▸ EXERCISE DESCRIPTION: Look below. Copy each line that has "degC" in it.

+++ RECORDS

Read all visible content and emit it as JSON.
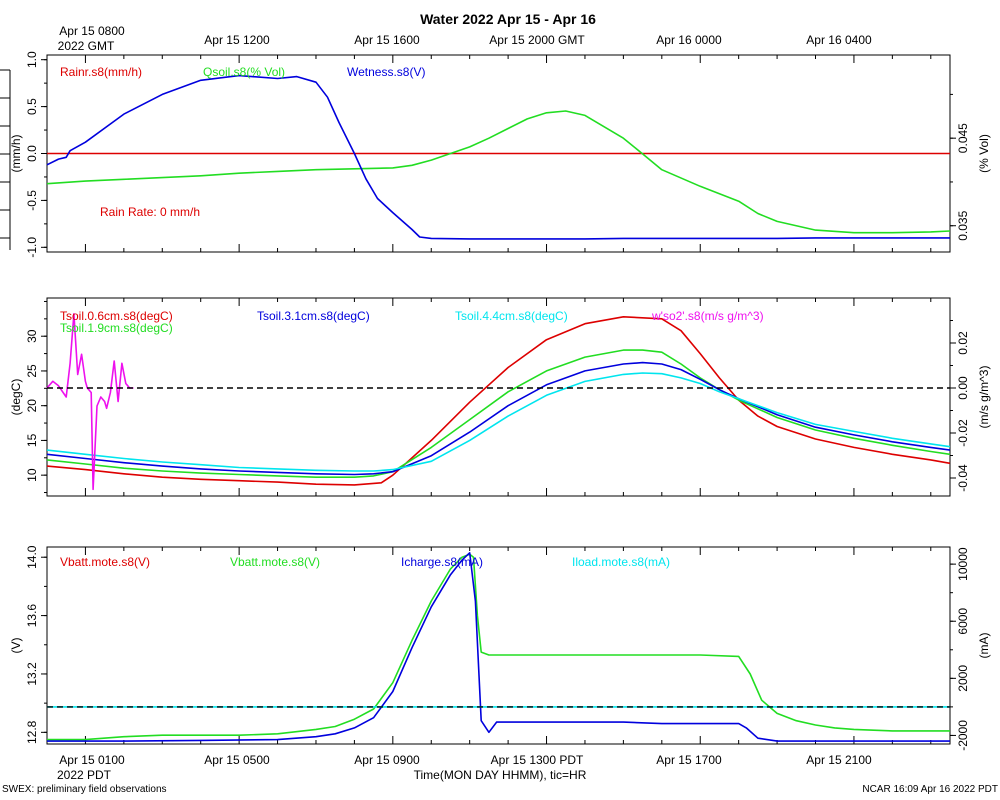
{
  "page": {
    "title": "Water 2022 Apr 15 - Apr 16",
    "top_time_labels": [
      "Apr 15 0800",
      "Apr 15 1200",
      "Apr 15 1600",
      "Apr 15 2000 GMT",
      "Apr 16 0000",
      "Apr 16 0400"
    ],
    "top_time_sub": "2022 GMT",
    "bottom_time_labels": [
      "Apr 15 0100",
      "Apr 15 0500",
      "Apr 15 0900",
      "Apr 15 1300 PDT",
      "Apr 15 1700",
      "Apr 15 2100"
    ],
    "bottom_time_sub": "2022 PDT",
    "xlabel": "Time(MON DAY HHMM), tic=HR",
    "footer_left": "SWEX: preliminary field observations",
    "footer_right": "NCAR 16:09 Apr 16 2022 PDT"
  },
  "chart_data": [
    {
      "type": "line",
      "x_unit": "hours since Apr 15 0000 PDT",
      "x_range": [
        0.0,
        23.5
      ],
      "left_axis": {
        "label": "(mm/h)",
        "range": [
          -1.05,
          1.05
        ],
        "ticks": [
          "-1.0",
          "-0.5",
          "0.0",
          "0.5",
          "1.0"
        ]
      },
      "right_axis": {
        "label": "(% Vol)",
        "range": [
          0.032,
          0.0545
        ],
        "ticks": [
          "0.035",
          "0.045"
        ]
      },
      "annotation": {
        "text": "Rain Rate: 0 mm/h",
        "color": "#dd0000"
      },
      "series": [
        {
          "name": "Rainr.s8(mm/h)",
          "axis": "left",
          "color": "#dd0000",
          "x": [
            0.0,
            23.5
          ],
          "y": [
            0.0,
            0.0
          ]
        },
        {
          "name": "Qsoil.s8(% Vol)",
          "axis": "right",
          "color": "#22dd22",
          "x": [
            0.0,
            1,
            2,
            3,
            4,
            5,
            6,
            7,
            8,
            9.0,
            9.5,
            10.0,
            11,
            11.5,
            12,
            12.5,
            13,
            13.5,
            14,
            15,
            15.5,
            16,
            17,
            18,
            18.5,
            19,
            20,
            21,
            22,
            23,
            23.5
          ],
          "y": [
            0.0398,
            0.0401,
            0.0403,
            0.0405,
            0.0407,
            0.041,
            0.0412,
            0.0414,
            0.0415,
            0.0416,
            0.0419,
            0.0425,
            0.044,
            0.045,
            0.0461,
            0.0472,
            0.0479,
            0.0481,
            0.0476,
            0.045,
            0.0432,
            0.0414,
            0.0395,
            0.0378,
            0.0364,
            0.0355,
            0.0345,
            0.0342,
            0.0342,
            0.0343,
            0.0344
          ]
        },
        {
          "name": "Wetness.s8(V)",
          "axis": "left",
          "color": "#0000dd",
          "x": [
            0.0,
            0.3,
            0.5,
            0.6,
            1.0,
            2.0,
            3.0,
            4.0,
            5.0,
            6.0,
            6.5,
            7.0,
            7.3,
            7.6,
            8.0,
            8.3,
            8.6,
            9.0,
            9.5,
            9.7,
            10.0,
            11,
            12,
            13,
            14,
            15,
            16,
            17,
            18,
            19,
            20,
            21,
            22,
            23,
            23.5
          ],
          "y": [
            -0.12,
            -0.06,
            -0.04,
            0.03,
            0.12,
            0.42,
            0.63,
            0.78,
            0.83,
            0.8,
            0.82,
            0.76,
            0.6,
            0.33,
            0.0,
            -0.27,
            -0.48,
            -0.63,
            -0.81,
            -0.89,
            -0.905,
            -0.91,
            -0.91,
            -0.91,
            -0.91,
            -0.905,
            -0.905,
            -0.905,
            -0.905,
            -0.905,
            -0.9,
            -0.9,
            -0.9,
            -0.9,
            -0.9
          ]
        }
      ]
    },
    {
      "type": "line",
      "x_unit": "hours since Apr 15 0000 PDT",
      "x_range": [
        0.0,
        23.5
      ],
      "left_axis": {
        "label": "(degC)",
        "range": [
          7.0,
          35.5
        ],
        "ticks": [
          "10",
          "15",
          "20",
          "25",
          "30"
        ]
      },
      "right_axis": {
        "label": "(m/s g/m^3)",
        "range": [
          -0.048,
          0.04
        ],
        "ticks": [
          "-0.04",
          "-0.02",
          "0.00",
          "0.02"
        ]
      },
      "series": [
        {
          "name": "Tsoil.0.6cm.s8(degC)",
          "axis": "left",
          "color": "#dd0000",
          "x": [
            0,
            1,
            2,
            3,
            4,
            5,
            6,
            7,
            8,
            8.7,
            9,
            10,
            11,
            12,
            13,
            14,
            15,
            16,
            16.5,
            17,
            17.5,
            18,
            18.5,
            19,
            20,
            21,
            22,
            23,
            23.5
          ],
          "y": [
            11.3,
            10.8,
            10.2,
            9.7,
            9.4,
            9.2,
            9.0,
            8.7,
            8.6,
            8.9,
            10.0,
            15.0,
            20.5,
            25.5,
            29.5,
            31.8,
            32.8,
            32.5,
            30.8,
            27.5,
            24.0,
            20.8,
            18.5,
            17.0,
            15.2,
            14.0,
            13.0,
            12.2,
            11.7
          ]
        },
        {
          "name": "Tsoil.1.9cm.s8(degC)",
          "axis": "left",
          "color": "#22dd22",
          "x": [
            0,
            1,
            2,
            3,
            4,
            5,
            6,
            7,
            8,
            8.5,
            9,
            10,
            11,
            12,
            13,
            14,
            15,
            15.5,
            16,
            16.5,
            17,
            17.5,
            18,
            19,
            20,
            21,
            22,
            23,
            23.5
          ],
          "y": [
            12.2,
            11.6,
            11.0,
            10.6,
            10.3,
            10.1,
            9.9,
            9.7,
            9.7,
            9.9,
            10.5,
            14.0,
            18.0,
            22.0,
            25.0,
            27.0,
            28.0,
            28.0,
            27.7,
            26.0,
            24.0,
            22.3,
            20.8,
            18.3,
            16.5,
            15.3,
            14.3,
            13.4,
            13.0
          ]
        },
        {
          "name": "Tsoil.3.1cm.s8(degC)",
          "axis": "left",
          "color": "#0000dd",
          "x": [
            0,
            1,
            2,
            3,
            4,
            5,
            6,
            7,
            8,
            8.5,
            9,
            10,
            11,
            12,
            13,
            14,
            15,
            15.5,
            16,
            16.5,
            17,
            17.5,
            18,
            19,
            20,
            21,
            22,
            23,
            23.5
          ],
          "y": [
            13.0,
            12.4,
            11.8,
            11.3,
            10.9,
            10.6,
            10.4,
            10.2,
            10.1,
            10.2,
            10.5,
            12.8,
            16.2,
            20.0,
            23.0,
            25.0,
            26.0,
            26.2,
            26.0,
            25.2,
            23.8,
            22.3,
            21.0,
            18.7,
            16.9,
            15.8,
            14.8,
            14.0,
            13.6
          ]
        },
        {
          "name": "Tsoil.4.4cm.s8(degC)",
          "axis": "left",
          "color": "#00e5ee",
          "x": [
            0,
            1,
            2,
            3,
            4,
            5,
            6,
            7,
            8,
            8.5,
            9,
            10,
            11,
            12,
            13,
            14,
            15,
            15.5,
            16,
            16.5,
            17,
            17.5,
            18,
            19,
            20,
            21,
            22,
            23,
            23.5
          ],
          "y": [
            13.6,
            13.0,
            12.4,
            11.9,
            11.5,
            11.1,
            10.9,
            10.7,
            10.6,
            10.6,
            10.8,
            12.0,
            15.0,
            18.5,
            21.5,
            23.5,
            24.5,
            24.7,
            24.6,
            24.0,
            23.2,
            22.0,
            21.0,
            19.0,
            17.3,
            16.3,
            15.3,
            14.5,
            14.1
          ]
        },
        {
          "name": "w'so2'.s8(m/s g/m^3)",
          "axis": "right",
          "color": "#ee11ee",
          "x": [
            0.0,
            0.15,
            0.3,
            0.5,
            0.6,
            0.7,
            0.8,
            0.9,
            1.0,
            1.05,
            1.15,
            1.2,
            1.3,
            1.4,
            1.5,
            1.55,
            1.65,
            1.75,
            1.85,
            1.95,
            2.05,
            2.15,
            2.25
          ],
          "y": [
            0.0,
            0.003,
            0.001,
            -0.004,
            0.011,
            0.033,
            0.006,
            0.015,
            0.003,
            0.0,
            -0.002,
            -0.045,
            -0.008,
            -0.004,
            -0.006,
            -0.009,
            -0.002,
            0.012,
            -0.006,
            0.011,
            0.002,
            0.0,
            0.0
          ]
        },
        {
          "name": "",
          "axis": "right",
          "color": "#000000",
          "dashed": true,
          "x": [
            0.0,
            23.5
          ],
          "y": [
            0.0,
            0.0
          ]
        }
      ]
    },
    {
      "type": "line",
      "x_unit": "hours since Apr 15 0000 PDT",
      "x_range": [
        0.0,
        23.5
      ],
      "left_axis": {
        "label": "(V)",
        "range": [
          12.72,
          14.07
        ],
        "ticks": [
          "12.8",
          "13.2",
          "13.6",
          "14.0"
        ]
      },
      "right_axis": {
        "label": "(mA)",
        "range": [
          -2600,
          11200
        ],
        "ticks": [
          "-2000",
          "2000",
          "6000",
          "10000"
        ]
      },
      "series": [
        {
          "name": "Vbatt.mote.s8(V)",
          "axis": "left",
          "color": "#dd0000",
          "x": [],
          "y": []
        },
        {
          "name": "Vbatt.mote.s8(V)",
          "axis": "left",
          "color": "#22dd22",
          "x": [
            0,
            1,
            2,
            3,
            4,
            5,
            6,
            7,
            7.5,
            8,
            8.5,
            9.0,
            9.5,
            10.0,
            10.5,
            10.8,
            11.0,
            11.1,
            11.2,
            11.3,
            11.5,
            12,
            13,
            14,
            15,
            16,
            17,
            18.0,
            18.3,
            18.6,
            19,
            19.5,
            20,
            20.5,
            21,
            22,
            23,
            23.5
          ],
          "y": [
            12.75,
            12.75,
            12.77,
            12.78,
            12.78,
            12.78,
            12.79,
            12.82,
            12.84,
            12.89,
            12.96,
            13.14,
            13.43,
            13.7,
            13.92,
            14.0,
            14.02,
            14.0,
            13.6,
            13.35,
            13.33,
            13.33,
            13.33,
            13.33,
            13.33,
            13.33,
            13.33,
            13.32,
            13.2,
            13.02,
            12.93,
            12.88,
            12.85,
            12.83,
            12.82,
            12.81,
            12.81,
            12.81
          ]
        },
        {
          "name": "Icharge.s8(mA)",
          "axis": "left",
          "color": "#0000dd",
          "x": [
            0,
            2,
            4,
            6,
            7,
            7.5,
            8,
            8.5,
            9.0,
            9.5,
            10.0,
            10.5,
            10.8,
            11.0,
            11.15,
            11.3,
            11.5,
            11.7,
            12,
            13,
            14,
            15,
            16,
            17,
            18.0,
            18.2,
            18.5,
            19,
            20,
            21,
            22,
            23,
            23.5
          ],
          "y": [
            12.74,
            12.74,
            12.745,
            12.75,
            12.77,
            12.79,
            12.83,
            12.9,
            13.08,
            13.38,
            13.66,
            13.88,
            13.98,
            14.03,
            13.7,
            12.88,
            12.8,
            12.87,
            12.87,
            12.87,
            12.87,
            12.87,
            12.86,
            12.86,
            12.86,
            12.83,
            12.76,
            12.74,
            12.74,
            12.74,
            12.74,
            12.74,
            12.74
          ]
        },
        {
          "name": "Iload.mote.s8(mA)",
          "axis": "right",
          "color": "#00e5ee",
          "x": [
            0.0,
            23.5
          ],
          "y": [
            0,
            0
          ]
        },
        {
          "name": "",
          "axis": "right",
          "color": "#000000",
          "dashed": true,
          "x": [
            0.0,
            23.5
          ],
          "y": [
            0,
            0
          ]
        }
      ]
    }
  ]
}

++++++

▸ WRITTEN SOLUTION:
        "label": "(degC)",
          "name": "Tsoil.0.6cm.s8(degC)",
          "name": "Tsoil.1.9cm.s8(degC)",
          "name": "Tsoil.3.1cm.s8(degC)",
          "name": "Tsoil.4.4cm.s8(degC)",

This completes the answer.